# [INSTRUCTION]
Below is a listing; reproduce each line of it exactly.

# [GIVEN ENTRIES]
(begin)
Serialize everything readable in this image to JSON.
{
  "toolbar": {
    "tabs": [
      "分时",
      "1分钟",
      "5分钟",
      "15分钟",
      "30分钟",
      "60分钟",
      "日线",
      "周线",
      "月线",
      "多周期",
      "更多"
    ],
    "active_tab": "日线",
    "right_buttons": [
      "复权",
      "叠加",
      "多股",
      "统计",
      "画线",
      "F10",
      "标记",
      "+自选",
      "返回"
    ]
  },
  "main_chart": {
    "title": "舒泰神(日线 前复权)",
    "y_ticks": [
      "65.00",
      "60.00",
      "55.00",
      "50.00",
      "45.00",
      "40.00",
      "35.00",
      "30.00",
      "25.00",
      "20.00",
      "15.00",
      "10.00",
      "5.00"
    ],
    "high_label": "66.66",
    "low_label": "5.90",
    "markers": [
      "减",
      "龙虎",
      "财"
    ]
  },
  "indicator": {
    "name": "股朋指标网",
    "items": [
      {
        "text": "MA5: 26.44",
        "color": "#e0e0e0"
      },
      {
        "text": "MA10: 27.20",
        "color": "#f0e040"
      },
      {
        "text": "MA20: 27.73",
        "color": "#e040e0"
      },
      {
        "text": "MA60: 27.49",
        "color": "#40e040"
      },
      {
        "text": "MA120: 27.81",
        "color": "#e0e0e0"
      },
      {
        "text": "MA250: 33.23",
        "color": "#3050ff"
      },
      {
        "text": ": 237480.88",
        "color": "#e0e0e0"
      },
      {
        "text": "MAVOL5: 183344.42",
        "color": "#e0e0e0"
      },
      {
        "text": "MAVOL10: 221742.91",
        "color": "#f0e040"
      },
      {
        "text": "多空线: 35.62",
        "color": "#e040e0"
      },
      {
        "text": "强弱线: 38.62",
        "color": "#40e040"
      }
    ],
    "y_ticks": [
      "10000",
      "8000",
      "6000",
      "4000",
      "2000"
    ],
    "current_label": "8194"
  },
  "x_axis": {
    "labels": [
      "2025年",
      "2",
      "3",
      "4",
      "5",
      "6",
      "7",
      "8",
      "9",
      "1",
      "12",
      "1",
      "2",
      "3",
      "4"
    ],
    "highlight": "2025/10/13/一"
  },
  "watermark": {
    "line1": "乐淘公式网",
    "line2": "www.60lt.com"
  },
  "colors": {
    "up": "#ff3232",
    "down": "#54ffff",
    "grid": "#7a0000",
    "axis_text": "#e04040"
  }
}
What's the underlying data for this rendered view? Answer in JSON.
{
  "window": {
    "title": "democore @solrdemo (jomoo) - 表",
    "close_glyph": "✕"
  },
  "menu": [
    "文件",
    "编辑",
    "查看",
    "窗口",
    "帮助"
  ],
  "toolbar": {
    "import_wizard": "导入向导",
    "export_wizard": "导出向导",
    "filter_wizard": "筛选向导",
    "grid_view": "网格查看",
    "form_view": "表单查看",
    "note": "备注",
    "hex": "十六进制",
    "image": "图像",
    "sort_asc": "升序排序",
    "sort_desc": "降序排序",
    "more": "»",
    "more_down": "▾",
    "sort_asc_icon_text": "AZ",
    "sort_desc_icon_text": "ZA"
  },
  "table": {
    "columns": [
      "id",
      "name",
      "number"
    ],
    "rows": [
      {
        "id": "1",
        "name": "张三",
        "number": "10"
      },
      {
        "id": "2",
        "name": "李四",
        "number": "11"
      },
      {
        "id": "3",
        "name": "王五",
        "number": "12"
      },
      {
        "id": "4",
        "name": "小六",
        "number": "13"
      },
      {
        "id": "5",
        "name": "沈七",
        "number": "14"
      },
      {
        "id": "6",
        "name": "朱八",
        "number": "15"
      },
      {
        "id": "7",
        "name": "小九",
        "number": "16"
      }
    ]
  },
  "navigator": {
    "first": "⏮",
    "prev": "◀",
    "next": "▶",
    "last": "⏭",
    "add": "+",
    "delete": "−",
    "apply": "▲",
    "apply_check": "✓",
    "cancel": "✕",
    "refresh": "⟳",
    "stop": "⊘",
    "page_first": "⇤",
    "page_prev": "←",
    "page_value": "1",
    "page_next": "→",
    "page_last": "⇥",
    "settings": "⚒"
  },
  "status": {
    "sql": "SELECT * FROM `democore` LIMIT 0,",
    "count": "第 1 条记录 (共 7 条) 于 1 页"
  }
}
(end)
# [SOLUTION TO THIS PROBLEM]
Serialize everything readable in this image to JSON.
{
  "toolbar": {
    "tabs": [
      "分时",
      "1分钟",
      "5分钟",
      "15分钟",
      "30分钟",
      "60分钟",
      "日线",
      "周线",
      "月线",
      "多周期",
      "更多"
    ],
    "active_tab": "日线",
    "right_buttons": [
      "复权",
      "叠加",
      "多股",
      "统计",
      "画线",
      "F10",
      "标记",
      "+自选",
      "返回"
    ]
  },
  "main_chart": {
    "title": "舒泰神(日线 前复权)",
    "y_ticks": [
      "65.00",
      "60.00",
      "55.00",
      "50.00",
      "45.00",
      "40.00",
      "35.00",
      "30.00",
      "25.00",
      "20.00",
      "15.00",
      "10.00",
      "5.00"
    ],
    "high_label": "66.66",
    "low_label": "5.90",
    "markers": [
      "减",
      "龙虎",
      "财"
    ]
  },
  "indicator": {
    "name": "股朋指标网",
    "items": [
      {
        "text": "MA5: 26.44",
        "color": "#e0e0e0"
      },
      {
        "text": "MA10: 27.20",
        "color": "#f0e040"
      },
      {
        "text": "MA20: 27.73",
        "color": "#e040e0"
      },
      {
        "text": "MA60: 27.49",
        "color": "#40e040"
      },
      {
        "text": "MA120: 27.81",
        "color": "#e0e0e0"
      },
      {
        "text": "MA250: 33.23",
        "color": "#3050ff"
      },
      {
        "text": ": 237480.88",
        "color": "#e0e0e0"
      },
      {
        "text": "MAVOL5: 183344.42",
        "color": "#e0e0e0"
      },
      {
        "text": "MAVOL10: 221742.91",
        "color": "#f0e040"
      },
      {
        "text": "多空线: 35.62",
        "color": "#e040e0"
      },
      {
        "text": "强弱线: 38.62",
        "color": "#40e040"
      }
    ],
    "y_ticks": [
      "10000",
      "8000",
      "6000",
      "4000",
      "2000"
    ],
    "current_label": "8194"
  },
  "x_axis": {
    "labels": [
      "2025年",
      "2",
      "3",
      "4",
      "5",
      "6",
      "7",
      "8",
      "9",
      "1",
      "12",
      "1",
      "2",
      "3",
      "4"
    ],
    "highlight": "2025/10/13/一"
  },
  "watermark": {
    "line1": "乐淘公式网",
    "line2": "www.60lt.com"
  },
  "colors": {
    "up": "#ff3232",
    "down": "#54ffff",
    "grid": "#7a0000",
    "axis_text": "#e04040"
  }
}
What's the underlying data for this rendered view? Answer in JSON.
{
  "window": {
    "title": "democore @solrdemo (jomoo) - 表",
    "close_glyph": "✕"
  },
  "menu": [
    "文件",
    "编辑",
    "查看",
    "窗口",
    "帮助"
  ],
  "toolbar": {
    "import_wizard": "导入向导",
    "export_wizard": "导出向导",
    "filter_wizard": "筛选向导",
    "grid_view": "网格查看",
    "form_view": "表单查看",
    "note": "备注",
    "hex": "十六进制",
    "image": "图像",
    "sort_asc": "升序排序",
    "sort_desc": "降序排序",
    "more": "»",
    "more_down": "▾",
    "sort_asc_icon_text": "AZ",
    "sort_desc_icon_text": "ZA"
  },
  "table": {
    "columns": [
      "id",
      "name",
      "number"
    ],
    "rows": [
      {
        "id": "1",
        "name": "张三",
        "number": "10"
      },
      {
        "id": "2",
        "name": "李四",
        "number": "11"
      },
      {
        "id": "3",
        "name": "王五",
        "number": "12"
      },
      {
        "id": "4",
        "name": "小六",
        "number": "13"
      },
      {
        "id": "5",
        "name": "沈七",
        "number": "14"
      },
      {
        "id": "6",
        "name": "朱八",
        "number": "15"
      },
      {
        "id": "7",
        "name": "小九",
        "number": "16"
      }
    ]
  },
  "navigator": {
    "first": "⏮",
    "prev": "◀",
    "next": "▶",
    "last": "⏭",
    "add": "+",
    "delete": "−",
    "apply": "▲",
    "apply_check": "✓",
    "cancel": "✕",
    "refresh": "⟳",
    "stop": "⊘",
    "page_first": "⇤",
    "page_prev": "←",
    "page_value": "1",
    "page_next": "→",
    "page_last": "⇥",
    "settings": "⚒"
  },
  "status": {
    "sql": "SELECT * FROM `democore` LIMIT 0,",
    "count": "第 1 条记录 (共 7 条) 于 1 页"
  }
}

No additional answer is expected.